## start

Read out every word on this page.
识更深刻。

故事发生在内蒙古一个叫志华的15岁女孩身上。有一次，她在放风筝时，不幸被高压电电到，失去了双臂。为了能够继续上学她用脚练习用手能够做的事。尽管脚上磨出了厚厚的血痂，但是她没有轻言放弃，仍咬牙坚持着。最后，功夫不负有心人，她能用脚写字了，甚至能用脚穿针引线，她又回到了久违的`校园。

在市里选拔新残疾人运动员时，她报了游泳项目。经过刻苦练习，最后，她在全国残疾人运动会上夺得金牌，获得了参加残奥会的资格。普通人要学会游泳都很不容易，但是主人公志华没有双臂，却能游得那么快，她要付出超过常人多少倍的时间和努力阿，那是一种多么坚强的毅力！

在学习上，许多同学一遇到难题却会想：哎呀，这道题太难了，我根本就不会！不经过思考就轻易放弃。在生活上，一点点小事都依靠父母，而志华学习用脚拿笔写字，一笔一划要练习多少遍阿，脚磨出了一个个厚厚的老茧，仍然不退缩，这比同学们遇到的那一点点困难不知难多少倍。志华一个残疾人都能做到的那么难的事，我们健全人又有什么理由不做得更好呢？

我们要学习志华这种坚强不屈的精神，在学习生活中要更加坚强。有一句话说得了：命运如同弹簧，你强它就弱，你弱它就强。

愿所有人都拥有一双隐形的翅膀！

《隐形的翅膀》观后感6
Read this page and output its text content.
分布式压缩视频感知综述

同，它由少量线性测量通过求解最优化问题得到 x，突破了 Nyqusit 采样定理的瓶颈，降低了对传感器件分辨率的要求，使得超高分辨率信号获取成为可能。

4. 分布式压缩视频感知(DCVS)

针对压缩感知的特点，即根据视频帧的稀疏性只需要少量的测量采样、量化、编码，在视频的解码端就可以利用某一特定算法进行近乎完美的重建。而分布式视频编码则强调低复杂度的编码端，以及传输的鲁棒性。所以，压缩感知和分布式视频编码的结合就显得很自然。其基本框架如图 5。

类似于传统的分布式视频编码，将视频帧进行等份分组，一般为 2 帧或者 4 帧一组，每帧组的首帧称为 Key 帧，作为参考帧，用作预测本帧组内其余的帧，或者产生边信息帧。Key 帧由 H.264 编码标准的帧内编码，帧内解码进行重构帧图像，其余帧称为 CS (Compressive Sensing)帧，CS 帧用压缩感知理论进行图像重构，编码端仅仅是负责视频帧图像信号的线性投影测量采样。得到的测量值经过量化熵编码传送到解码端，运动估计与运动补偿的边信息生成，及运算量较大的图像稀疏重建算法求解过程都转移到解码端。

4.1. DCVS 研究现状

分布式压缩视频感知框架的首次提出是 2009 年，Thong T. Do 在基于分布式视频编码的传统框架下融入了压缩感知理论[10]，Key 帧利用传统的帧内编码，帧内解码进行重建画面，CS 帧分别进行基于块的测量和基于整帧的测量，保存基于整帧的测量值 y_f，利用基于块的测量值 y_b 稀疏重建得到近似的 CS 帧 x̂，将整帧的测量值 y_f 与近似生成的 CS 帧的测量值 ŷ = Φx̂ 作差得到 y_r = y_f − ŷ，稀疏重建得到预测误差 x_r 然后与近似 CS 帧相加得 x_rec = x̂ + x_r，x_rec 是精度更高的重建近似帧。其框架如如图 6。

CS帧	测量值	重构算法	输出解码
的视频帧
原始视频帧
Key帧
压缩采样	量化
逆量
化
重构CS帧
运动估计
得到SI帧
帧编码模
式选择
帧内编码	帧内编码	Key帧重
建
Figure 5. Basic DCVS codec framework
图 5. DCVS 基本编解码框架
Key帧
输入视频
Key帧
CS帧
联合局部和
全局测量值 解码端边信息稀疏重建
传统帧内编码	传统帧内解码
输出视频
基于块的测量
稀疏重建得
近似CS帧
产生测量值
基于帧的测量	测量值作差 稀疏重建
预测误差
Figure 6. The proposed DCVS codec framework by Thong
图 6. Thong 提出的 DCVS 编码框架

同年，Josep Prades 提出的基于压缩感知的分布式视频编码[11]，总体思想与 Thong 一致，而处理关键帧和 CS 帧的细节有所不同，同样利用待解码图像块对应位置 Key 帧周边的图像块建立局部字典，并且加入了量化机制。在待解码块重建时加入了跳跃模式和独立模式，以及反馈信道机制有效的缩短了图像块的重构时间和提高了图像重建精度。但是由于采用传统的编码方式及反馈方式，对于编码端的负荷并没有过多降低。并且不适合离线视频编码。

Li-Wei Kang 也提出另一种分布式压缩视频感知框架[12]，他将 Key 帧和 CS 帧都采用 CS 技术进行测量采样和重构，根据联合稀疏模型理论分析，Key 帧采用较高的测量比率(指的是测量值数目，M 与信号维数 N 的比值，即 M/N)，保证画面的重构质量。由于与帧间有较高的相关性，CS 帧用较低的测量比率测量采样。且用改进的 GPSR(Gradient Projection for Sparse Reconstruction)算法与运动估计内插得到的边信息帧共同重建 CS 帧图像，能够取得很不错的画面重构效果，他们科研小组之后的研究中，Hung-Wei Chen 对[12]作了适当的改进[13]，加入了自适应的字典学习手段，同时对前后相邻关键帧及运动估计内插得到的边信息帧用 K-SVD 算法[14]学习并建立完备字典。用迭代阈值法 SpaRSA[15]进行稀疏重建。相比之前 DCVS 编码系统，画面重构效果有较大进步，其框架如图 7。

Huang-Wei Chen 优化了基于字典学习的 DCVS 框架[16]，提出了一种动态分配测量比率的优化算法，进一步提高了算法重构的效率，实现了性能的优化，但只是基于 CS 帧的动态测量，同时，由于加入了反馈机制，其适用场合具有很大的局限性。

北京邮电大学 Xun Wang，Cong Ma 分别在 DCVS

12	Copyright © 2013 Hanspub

## end

*Task to carry out*
Nothing should be changed: write out all of the data as is.

*Finished exercise*
Read out every word on this page.
识更深刻。

故事发生在内蒙古一个叫志华的15岁女孩身上。有一次，她在放风筝时，不幸被高压电电到，失去了双臂。为了能够继续上学她用脚练习用手能够做的事。尽管脚上磨出了厚厚的血痂，但是她没有轻言放弃，仍咬牙坚持着。最后，功夫不负有心人，她能用脚写字了，甚至能用脚穿针引线，她又回到了久违的`校园。

在市里选拔新残疾人运动员时，她报了游泳项目。经过刻苦练习，最后，她在全国残疾人运动会上夺得金牌，获得了参加残奥会的资格。普通人要学会游泳都很不容易，但是主人公志华没有双臂，却能游得那么快，她要付出超过常人多少倍的时间和努力阿，那是一种多么坚强的毅力！

在学习上，许多同学一遇到难题却会想：哎呀，这道题太难了，我根本就不会！不经过思考就轻易放弃。在生活上，一点点小事都依靠父母，而志华学习用脚拿笔写字，一笔一划要练习多少遍阿，脚磨出了一个个厚厚的老茧，仍然不退缩，这比同学们遇到的那一点点困难不知难多少倍。志华一个残疾人都能做到的那么难的事，我们健全人又有什么理由不做得更好呢？

我们要学习志华这种坚强不屈的精神，在学习生活中要更加坚强。有一句话说得了：命运如同弹簧，你强它就弱，你弱它就强。

愿所有人都拥有一双隐形的翅膀！

《隐形的翅膀》观后感6
Read this page and output its text content.
分布式压缩视频感知综述

同，它由少量线性测量通过求解最优化问题得到 x，突破了 Nyqusit 采样定理的瓶颈，降低了对传感器件分辨率的要求，使得超高分辨率信号获取成为可能。

4. 分布式压缩视频感知(DCVS)

针对压缩感知的特点，即根据视频帧的稀疏性只需要少量的测量采样、量化、编码，在视频的解码端就可以利用某一特定算法进行近乎完美的重建。而分布式视频编码则强调低复杂度的编码端，以及传输的鲁棒性。所以，压缩感知和分布式视频编码的结合就显得很自然。其基本框架如图 5。

类似于传统的分布式视频编码，将视频帧进行等份分组，一般为 2 帧或者 4 帧一组，每帧组的首帧称为 Key 帧，作为参考帧，用作预测本帧组内其余的帧，或者产生边信息帧。Key 帧由 H.264 编码标准的帧内编码，帧内解码进行重构帧图像，其余帧称为 CS (Compressive Sensing)帧，CS 帧用压缩感知理论进行图像重构，编码端仅仅是负责视频帧图像信号的线性投影测量采样。得到的测量值经过量化熵编码传送到解码端，运动估计与运动补偿的边信息生成，及运算量较大的图像稀疏重建算法求解过程都转移到解码端。

4.1. DCVS 研究现状

分布式压缩视频感知框架的首次提出是 2009 年，Thong T. Do 在基于分布式视频编码的传统框架下融入了压缩感知理论[10]，Key 帧利用传统的帧内编码，帧内解码进行重建画面，CS 帧分别进行基于块的测量和基于整帧的测量，保存基于整帧的测量值 y_f，利用基于块的测量值 y_b 稀疏重建得到近似的 CS 帧 x̂，将整帧的测量值 y_f 与近似生成的 CS 帧的测量值 ŷ = Φx̂ 作差得到 y_r = y_f − ŷ，稀疏重建得到预测误差 x_r 然后与近似 CS 帧相加得 x_rec = x̂ + x_r，x_rec 是精度更高的重建近似帧。其框架如如图 6。

CS帧	测量值	重构算法	输出解码
的视频帧
原始视频帧
Key帧
压缩采样	量化
逆量
化
重构CS帧
运动估计
得到SI帧
帧编码模
式选择
帧内编码	帧内编码	Key帧重
建
Figure 5. Basic DCVS codec framework
图 5. DCVS 基本编解码框架
Key帧
输入视频
Key帧
CS帧
联合局部和
全局测量值 解码端边信息稀疏重建
传统帧内编码	传统帧内解码
输出视频
基于块的测量
稀疏重建得
近似CS帧
产生测量值
基于帧的测量	测量值作差 稀疏重建
预测误差
Figure 6. The proposed DCVS codec framework by Thong
图 6. Thong 提出的 DCVS 编码框架

同年，Josep Prades 提出的基于压缩感知的分布式视频编码[11]，总体思想与 Thong 一致，而处理关键帧和 CS 帧的细节有所不同，同样利用待解码图像块对应位置 Key 帧周边的图像块建立局部字典，并且加入了量化机制。在待解码块重建时加入了跳跃模式和独立模式，以及反馈信道机制有效的缩短了图像块的重构时间和提高了图像重建精度。但是由于采用传统的编码方式及反馈方式，对于编码端的负荷并没有过多降低。并且不适合离线视频编码。

Li-Wei Kang 也提出另一种分布式压缩视频感知框架[12]，他将 Key 帧和 CS 帧都采用 CS 技术进行测量采样和重构，根据联合稀疏模型理论分析，Key 帧采用较高的测量比率(指的是测量值数目，M 与信号维数 N 的比值，即 M/N)，保证画面的重构质量。由于与帧间有较高的相关性，CS 帧用较低的测量比率测量采样。且用改进的 GPSR(Gradient Projection for Sparse Reconstruction)算法与运动估计内插得到的边信息帧共同重建 CS 帧图像，能够取得很不错的画面重构效果，他们科研小组之后的研究中，Hung-Wei Chen 对[12]作了适当的改进[13]，加入了自适应的字典学习手段，同时对前后相邻关键帧及运动估计内插得到的边信息帧用 K-SVD 算法[14]学习并建立完备字典。用迭代阈值法 SpaRSA[15]进行稀疏重建。相比之前 DCVS 编码系统，画面重构效果有较大进步，其框架如图 7。

Huang-Wei Chen 优化了基于字典学习的 DCVS 框架[16]，提出了一种动态分配测量比率的优化算法，进一步提高了算法重构的效率，实现了性能的优化，但只是基于 CS 帧的动态测量，同时，由于加入了反馈机制，其适用场合具有很大的局限性。

北京邮电大学 Xun Wang，Cong Ma 分别在 DCVS

12	Copyright © 2013 Hanspub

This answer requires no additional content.